GIVEN EXERCISE: Print the rows below exactly as they appear, leaving out the pictures.

Spatial layout entries:

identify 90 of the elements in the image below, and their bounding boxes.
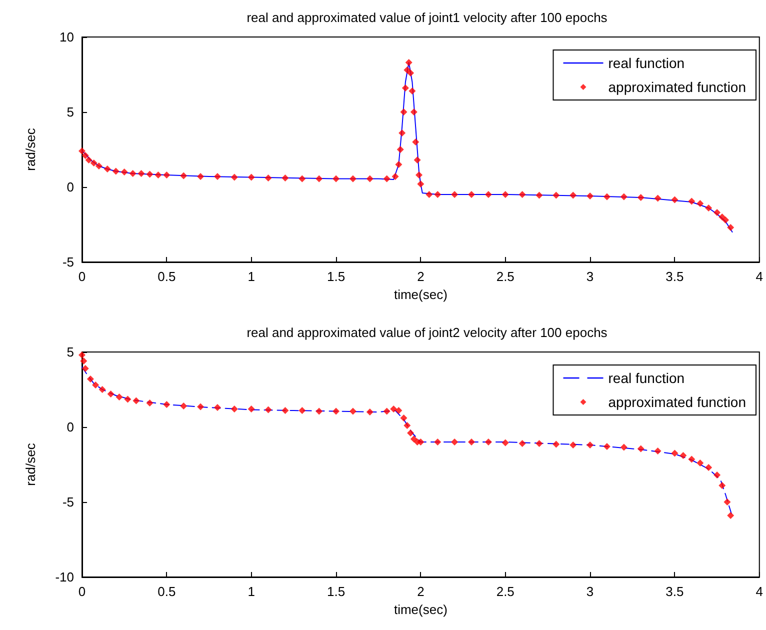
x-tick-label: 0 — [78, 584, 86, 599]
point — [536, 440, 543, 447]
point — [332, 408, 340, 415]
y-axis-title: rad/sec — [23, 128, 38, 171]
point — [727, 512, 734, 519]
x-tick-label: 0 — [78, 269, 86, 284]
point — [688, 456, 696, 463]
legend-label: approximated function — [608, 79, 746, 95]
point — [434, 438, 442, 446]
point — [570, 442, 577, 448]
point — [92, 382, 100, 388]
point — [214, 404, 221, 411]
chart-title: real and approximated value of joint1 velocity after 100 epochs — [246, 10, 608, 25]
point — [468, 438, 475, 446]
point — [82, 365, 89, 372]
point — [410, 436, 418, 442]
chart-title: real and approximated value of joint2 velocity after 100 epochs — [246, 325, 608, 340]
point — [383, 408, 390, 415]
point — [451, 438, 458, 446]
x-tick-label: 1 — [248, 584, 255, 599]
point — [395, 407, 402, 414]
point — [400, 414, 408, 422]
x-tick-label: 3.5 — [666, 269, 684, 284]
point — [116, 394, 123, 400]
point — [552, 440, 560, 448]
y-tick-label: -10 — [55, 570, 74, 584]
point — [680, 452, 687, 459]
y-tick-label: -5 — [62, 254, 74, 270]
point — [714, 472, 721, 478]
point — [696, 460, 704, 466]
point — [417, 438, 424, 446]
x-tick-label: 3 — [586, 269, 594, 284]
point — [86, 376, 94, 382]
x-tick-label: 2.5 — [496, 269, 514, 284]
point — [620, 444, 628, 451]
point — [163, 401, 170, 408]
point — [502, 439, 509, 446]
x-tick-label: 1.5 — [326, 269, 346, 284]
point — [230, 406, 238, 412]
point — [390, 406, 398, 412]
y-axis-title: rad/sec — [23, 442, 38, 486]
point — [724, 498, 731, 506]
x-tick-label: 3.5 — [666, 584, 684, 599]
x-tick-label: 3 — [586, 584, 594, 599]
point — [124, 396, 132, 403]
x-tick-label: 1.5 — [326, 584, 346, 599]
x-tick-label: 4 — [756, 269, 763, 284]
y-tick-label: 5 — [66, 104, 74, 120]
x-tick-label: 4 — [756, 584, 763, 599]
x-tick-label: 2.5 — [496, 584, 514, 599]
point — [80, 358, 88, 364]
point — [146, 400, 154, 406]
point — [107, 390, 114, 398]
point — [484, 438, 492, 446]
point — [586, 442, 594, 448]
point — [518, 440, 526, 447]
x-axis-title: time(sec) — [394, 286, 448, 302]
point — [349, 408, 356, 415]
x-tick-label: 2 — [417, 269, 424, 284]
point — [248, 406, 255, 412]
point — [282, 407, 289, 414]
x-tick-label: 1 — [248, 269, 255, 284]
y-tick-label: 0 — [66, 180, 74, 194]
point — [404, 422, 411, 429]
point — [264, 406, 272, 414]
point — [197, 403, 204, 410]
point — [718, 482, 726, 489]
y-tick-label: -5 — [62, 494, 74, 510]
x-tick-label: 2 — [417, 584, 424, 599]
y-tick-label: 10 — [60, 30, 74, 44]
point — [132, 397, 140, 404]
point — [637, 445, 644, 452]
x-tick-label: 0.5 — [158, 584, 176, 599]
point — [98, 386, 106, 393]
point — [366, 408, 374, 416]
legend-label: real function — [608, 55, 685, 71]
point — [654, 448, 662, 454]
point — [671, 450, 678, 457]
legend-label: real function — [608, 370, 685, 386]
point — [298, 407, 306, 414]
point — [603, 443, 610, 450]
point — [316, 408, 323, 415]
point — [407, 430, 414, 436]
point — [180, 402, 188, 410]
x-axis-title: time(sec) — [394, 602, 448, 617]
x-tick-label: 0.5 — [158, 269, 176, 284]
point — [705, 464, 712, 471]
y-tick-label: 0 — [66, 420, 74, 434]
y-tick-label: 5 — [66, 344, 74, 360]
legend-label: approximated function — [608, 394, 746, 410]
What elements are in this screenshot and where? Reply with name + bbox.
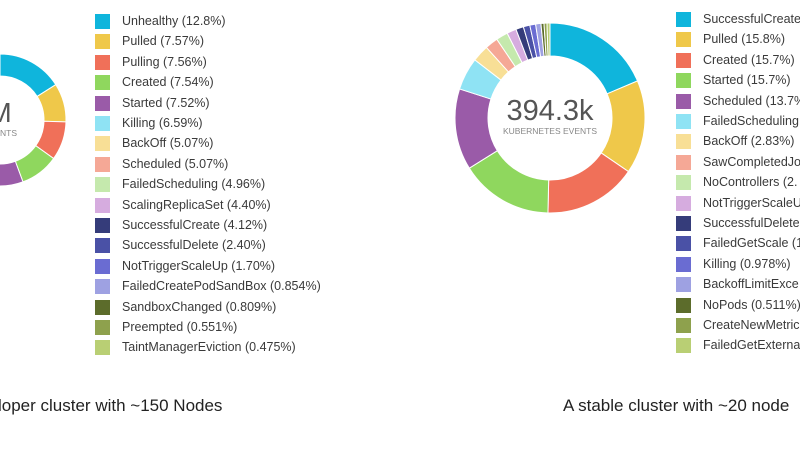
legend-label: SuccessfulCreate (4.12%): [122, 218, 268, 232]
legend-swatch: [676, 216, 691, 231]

RESPONSE:
identify 90 of the elements in the image below, and their bounding boxes.
x-tick-label: 0 — [78, 584, 86, 599]
point — [536, 440, 543, 447]
point — [332, 408, 340, 415]
y-axis-title: rad/sec — [23, 128, 38, 171]
point — [727, 512, 734, 519]
x-tick-label: 0 — [78, 269, 86, 284]
point — [688, 456, 696, 463]
legend-label: approximated function — [608, 79, 746, 95]
point — [434, 438, 442, 446]
point — [570, 442, 577, 448]
point — [92, 382, 100, 388]
point — [214, 404, 221, 411]
chart-title: real and approximated value of joint1 velocity after 100 epochs — [246, 10, 608, 25]
point — [468, 438, 475, 446]
point — [82, 365, 89, 372]
point — [410, 436, 418, 442]
chart-title: real and approximated value of joint2 velocity after 100 epochs — [246, 325, 608, 340]
point — [383, 408, 390, 415]
point — [451, 438, 458, 446]
x-tick-label: 1 — [248, 584, 255, 599]
point — [395, 407, 402, 414]
point — [400, 414, 408, 422]
x-tick-label: 3.5 — [666, 269, 684, 284]
point — [116, 394, 123, 400]
point — [552, 440, 560, 448]
y-tick-label: -10 — [55, 570, 74, 584]
point — [680, 452, 687, 459]
y-tick-label: -5 — [62, 254, 74, 270]
point — [714, 472, 721, 478]
point — [696, 460, 704, 466]
point — [417, 438, 424, 446]
x-tick-label: 3 — [586, 269, 594, 284]
point — [86, 376, 94, 382]
x-tick-label: 2.5 — [496, 269, 514, 284]
point — [620, 444, 628, 451]
point — [163, 401, 170, 408]
point — [502, 439, 509, 446]
x-tick-label: 1.5 — [326, 269, 346, 284]
point — [230, 406, 238, 412]
point — [390, 406, 398, 412]
y-axis-title: rad/sec — [23, 442, 38, 486]
point — [724, 498, 731, 506]
x-tick-label: 3.5 — [666, 584, 684, 599]
x-tick-label: 3 — [586, 584, 594, 599]
point — [124, 396, 132, 403]
x-tick-label: 1.5 — [326, 584, 346, 599]
x-tick-label: 4 — [756, 269, 763, 284]
y-tick-label: 5 — [66, 104, 74, 120]
x-tick-label: 4 — [756, 584, 763, 599]
x-tick-label: 2.5 — [496, 584, 514, 599]
point — [80, 358, 88, 364]
point — [146, 400, 154, 406]
point — [107, 390, 114, 398]
point — [484, 438, 492, 446]
point — [586, 442, 594, 448]
point — [518, 440, 526, 447]
x-axis-title: time(sec) — [394, 286, 448, 302]
point — [349, 408, 356, 415]
x-tick-label: 2 — [417, 269, 424, 284]
point — [248, 406, 255, 412]
point — [282, 407, 289, 414]
x-tick-label: 1 — [248, 269, 255, 284]
y-tick-label: 0 — [66, 180, 74, 194]
point — [404, 422, 411, 429]
point — [264, 406, 272, 414]
point — [197, 403, 204, 410]
point — [718, 482, 726, 489]
y-tick-label: -5 — [62, 494, 74, 510]
x-tick-label: 2 — [417, 584, 424, 599]
y-tick-label: 10 — [60, 30, 74, 44]
point — [132, 397, 140, 404]
point — [637, 445, 644, 452]
x-tick-label: 0.5 — [158, 584, 176, 599]
point — [98, 386, 106, 393]
point — [366, 408, 374, 416]
legend-label: real function — [608, 55, 685, 71]
point — [654, 448, 662, 454]
point — [671, 450, 678, 457]
legend-label: real function — [608, 370, 685, 386]
point — [298, 407, 306, 414]
point — [603, 443, 610, 450]
point — [316, 408, 323, 415]
point — [407, 430, 414, 436]
point — [180, 402, 188, 410]
x-axis-title: time(sec) — [394, 602, 448, 617]
x-tick-label: 0.5 — [158, 269, 176, 284]
point — [705, 464, 712, 471]
y-tick-label: 0 — [66, 420, 74, 434]
y-tick-label: 5 — [66, 344, 74, 360]
legend-label: approximated function — [608, 394, 746, 410]
What elements are in this screenshot and where? Reply with name + bbox.
legend-label: SuccessfulCreate (4.12%): [122, 218, 268, 232]
legend-swatch: [676, 216, 691, 231]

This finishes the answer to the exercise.